* **Page**:

Subject: Re: What's a "real" elf loader like ?
To: Quentin Garnier <cube@cubidou.net>
From: Cherry G. Mathew <cherry.g.mathew@gmail.com>
List: tech-kern
Date: 09/23/2006 13:05:03
Hi Quentin,

Sorry about the long delay, its been on my todo list to investigate
this further.

A few questions/comments:

On 6/17/06, Quentin Garnier <cube@cubidou.net> wrote:
> [Sorry, this is longish, but it's been on my mind for a while.]
>
> On Fri, Jun 16, 2006 at 04:01:59AM +0530, Cherry G. Mathew wrote:
> > I was wondering if someone could put down briefly and to the point,
> > what the NetBSD "elf" related shortcomings are.
> >
> > Here's my shallow understanding of the situation.
> >
> > - libsa has no standalone support for kernel modules, does not
> > understand all elf header types.
> > - There are shortcomings related to kernel module linking, which uses
> > userspace ld ( for what ? How ? )
>
> Your question is not about having an ELF loader in the kernel (and maybe
> also in libsa--but that's another debate), it is about the current
> status of kernel modules.
>
> Frankly, our LKMs suck.  The dependency on ld(1) is terrible, because
> it means LKMs depend on comp.tgz, even though modload(8) is in /sbin.
> That's the main problem we have to fix.
>
> The other problem is that lkm(4) is from another age, and has several
> shortcomings.  If you want a module that has several roles, you'll have
> to do a lot by yourself and be careful when loading and unloading.  This
> interface also has no knowledge whatsoever of dependency between
> modules;  it will happily let you unload a module that other loaded
> modules depend on.
>
> ksyms(4) also has a few issues when dealing with LKMs.  There's an open
> PR about its incredible slowness, for instance.
>
> However, the current LKM scheme is very simple:  modules are relocatable
> ELF files, which are linked to the kernel after modload(8) has retrieved
> a base address from the kernel.
>
> I've been thinking of a new LKM system for a while now, and now I'll
> describe what I would like to see, what are the inconveniences of it,
> and I'll compare it briefly with FreeBSD's KLD.
>
> Just like Eric (and completely independently), I made a patch to
> config(1) something like two years ago to allow specification of modules
> directly from inside the kernel tree.  The idea was to have as many
> modules as possible.
>
> Having good support for modules is a good thing nowadays, but in some
> environments, you really want to avoid them.  My idea at the time (it is
> still mostly the same) was to have modules as relocatable files.  Then
> you'd just link them together to build the kernel binary.  I think this
> would be quite neat, actually:  we would distribute a minimal kernel and
> all the modules, and if the user wants to have a monolithic kernel that
> only has the drivers for his hardware, he'd just have to re-do the final
> link stage with the relevant modules, and drop the rest.  No need to
> fetch the sources and recompile.  Adding a 3rd-party binary module would
> work the same way.  That's why I like relocatable images, it's a very
> flexible way to manage modules.
>
> In my config(1) patch, the granularity for the modularity was the
> attribute.  I don't remember if I had started allowing modularity for
> options and related (deffs), but it was at least planned.  I should have
> the code somewhere anyway.

* **Stored data**:
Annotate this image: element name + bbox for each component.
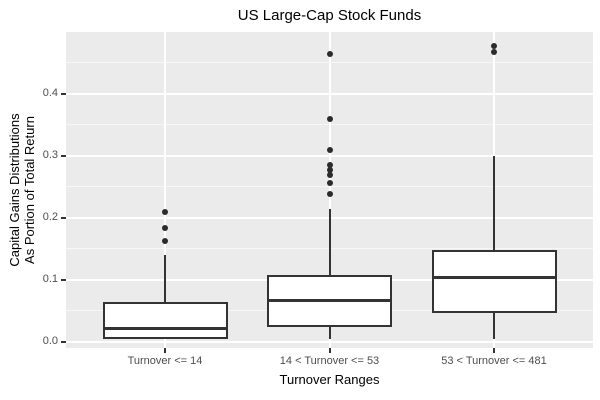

* **Work required**: Pick up the email about NetBSD kernel modules after its last sentence and carry it on. None of the data is needed here.

* **Result of this exercise**:
>
> The kernel options description files could have stuff like this:
>
>     modular defattr foo
>
>     modular device bar
>
>     device baz
>     modular attach baz at fol with baz_fol
>
> which would mark repectively the attributes foo, bar and baz_fol as
> potentially modular.  Then the user would have e.g.:
>
>     module baz* at fol?
>
> which would have the module baz_fol.o created.
>
> If a file depends on more than one attribute (all have to be modular to
> produce a module), the module would group the attributes together (and
> all files depending on any subset of those attributes) into a module
> creatively named.  That was the weak part, but a long time goal is to
> separate more clearly sources to have less dependency of that kind.
> Modularity is not a friend of #ifdefs.
>
> So, that's what I had in mind for the past couple of years.  Now, the
> subject of the thread is about an ELF loader, right?  Ok, ok.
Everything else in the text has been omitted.